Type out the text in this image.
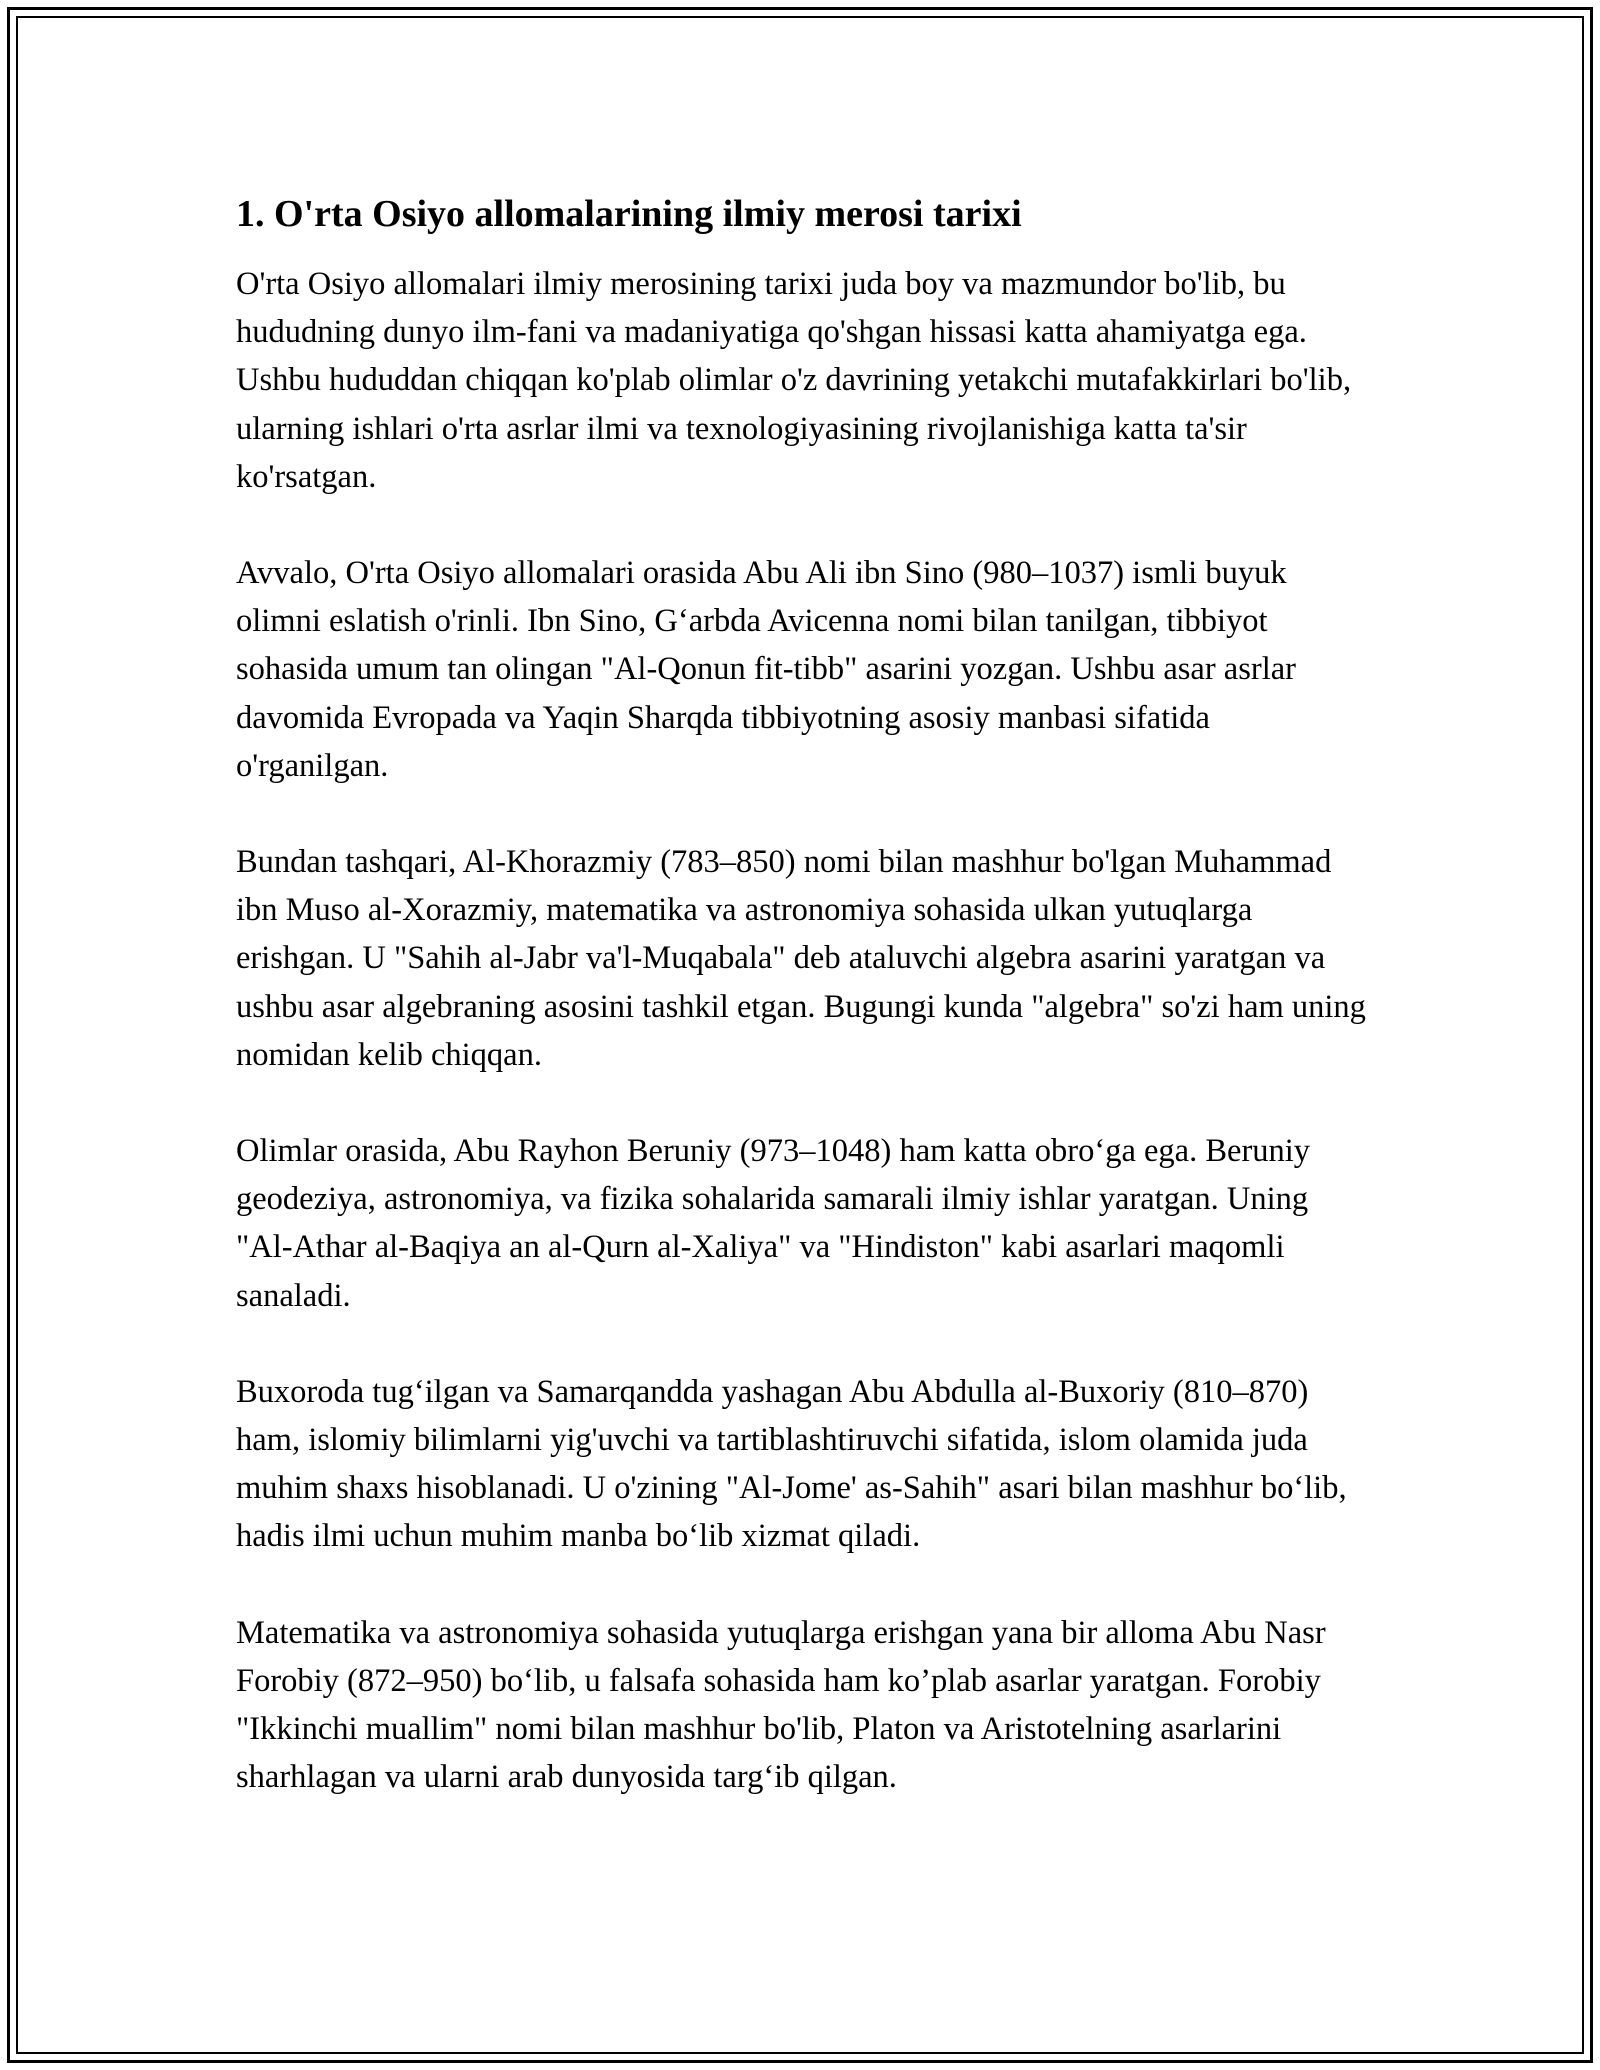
1. O'rta Osiyo allomalarining ilmiy merosi tarixi

O'rta Osiyo allomalari ilmiy merosining tarixi juda boy va mazmundor bo'lib, bu hududning dunyo ilm-fani va madaniyatiga qo'shgan hissasi katta ahamiyatga ega. Ushbu hududdan chiqqan ko'plab olimlar o'z davrining yetakchi mutafakkirlari bo'lib, ularning ishlari o'rta asrlar ilmi va texnologiyasining rivojlanishiga katta ta'sir ko'rsatgan.

Avvalo, O'rta Osiyo allomalari orasida Abu Ali ibn Sino (980–1037) ismli buyuk olimni eslatish o'rinli. Ibn Sino, G‘arbda Avicenna nomi bilan tanilgan, tibbiyot sohasida umum tan olingan "Al-Qonun fit-tibb" asarini yozgan. Ushbu asar asrlar davomida Evropada va Yaqin Sharqda tibbiyotning asosiy manbasi sifatida o'rganilgan.

Bundan tashqari, Al-Khorazmiy (783–850) nomi bilan mashhur bo'lgan Muhammad ibn Muso al-Xorazmiy, matematika va astronomiya sohasida ulkan yutuqlarga erishgan. U "Sahih al-Jabr va'l-Muqabala" deb ataluvchi algebra asarini yaratgan va ushbu asar algebraning asosini tashkil etgan. Bugungi kunda "algebra" so'zi ham uning nomidan kelib chiqqan.

Olimlar orasida, Abu Rayhon Beruniy (973–1048) ham katta obro‘ga ega. Beruniy geodeziya, astronomiya, va fizika sohalarida samarali ilmiy ishlar yaratgan. Uning "Al-Athar al-Baqiya an al-Qurn al-Xaliya" va "Hindiston" kabi asarlari maqomli sanaladi.

Buxoroda tug‘ilgan va Samarqandda yashagan Abu Abdulla al-Buxoriy (810–870) ham, islomiy bilimlarni yig'uvchi va tartiblashtiruvchi sifatida, islom olamida juda muhim shaxs hisoblanadi. U o'zining "Al-Jome' as-Sahih" asari bilan mashhur bo‘lib, hadis ilmi uchun muhim manba bo‘lib xizmat qiladi.

Matematika va astronomiya sohasida yutuqlarga erishgan yana bir alloma Abu Nasr Forobiy (872–950) bo‘lib, u falsafa sohasida ham ko’plab asarlar yaratgan. Forobiy "Ikkinchi muallim" nomi bilan mashhur bo'lib, Platon va Aristotelning asarlarini sharhlagan va ularni arab dunyosida targ‘ib qilgan.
+ + + + + + +
GIVEN TASK> Return to the listing above and set it down exactly, leaving out its pictures.

WRITTEN SOLUTION>
Type out the text in this image.
1. O'rta Osiyo allomalarining ilmiy merosi tarixi

O'rta Osiyo allomalari ilmiy merosining tarixi juda boy va mazmundor bo'lib, bu hududning dunyo ilm-fani va madaniyatiga qo'shgan hissasi katta ahamiyatga ega. Ushbu hududdan chiqqan ko'plab olimlar o'z davrining yetakchi mutafakkirlari bo'lib, ularning ishlari o'rta asrlar ilmi va texnologiyasining rivojlanishiga katta ta'sir ko'rsatgan.

Avvalo, O'rta Osiyo allomalari orasida Abu Ali ibn Sino (980–1037) ismli buyuk olimni eslatish o'rinli. Ibn Sino, G‘arbda Avicenna nomi bilan tanilgan, tibbiyot sohasida umum tan olingan "Al-Qonun fit-tibb" asarini yozgan. Ushbu asar asrlar davomida Evropada va Yaqin Sharqda tibbiyotning asosiy manbasi sifatida o'rganilgan.

Bundan tashqari, Al-Khorazmiy (783–850) nomi bilan mashhur bo'lgan Muhammad ibn Muso al-Xorazmiy, matematika va astronomiya sohasida ulkan yutuqlarga erishgan. U "Sahih al-Jabr va'l-Muqabala" deb ataluvchi algebra asarini yaratgan va ushbu asar algebraning asosini tashkil etgan. Bugungi kunda "algebra" so'zi ham uning nomidan kelib chiqqan.

Olimlar orasida, Abu Rayhon Beruniy (973–1048) ham katta obro‘ga ega. Beruniy geodeziya, astronomiya, va fizika sohalarida samarali ilmiy ishlar yaratgan. Uning "Al-Athar al-Baqiya an al-Qurn al-Xaliya" va "Hindiston" kabi asarlari maqomli sanaladi.

Buxoroda tug‘ilgan va Samarqandda yashagan Abu Abdulla al-Buxoriy (810–870) ham, islomiy bilimlarni yig'uvchi va tartiblashtiruvchi sifatida, islom olamida juda muhim shaxs hisoblanadi. U o'zining "Al-Jome' as-Sahih" asari bilan mashhur bo‘lib, hadis ilmi uchun muhim manba bo‘lib xizmat qiladi.

Matematika va astronomiya sohasida yutuqlarga erishgan yana bir alloma Abu Nasr Forobiy (872–950) bo‘lib, u falsafa sohasida ham ko’plab asarlar yaratgan. Forobiy "Ikkinchi muallim" nomi bilan mashhur bo'lib, Platon va Aristotelning asarlarini sharhlagan va ularni arab dunyosida targ‘ib qilgan.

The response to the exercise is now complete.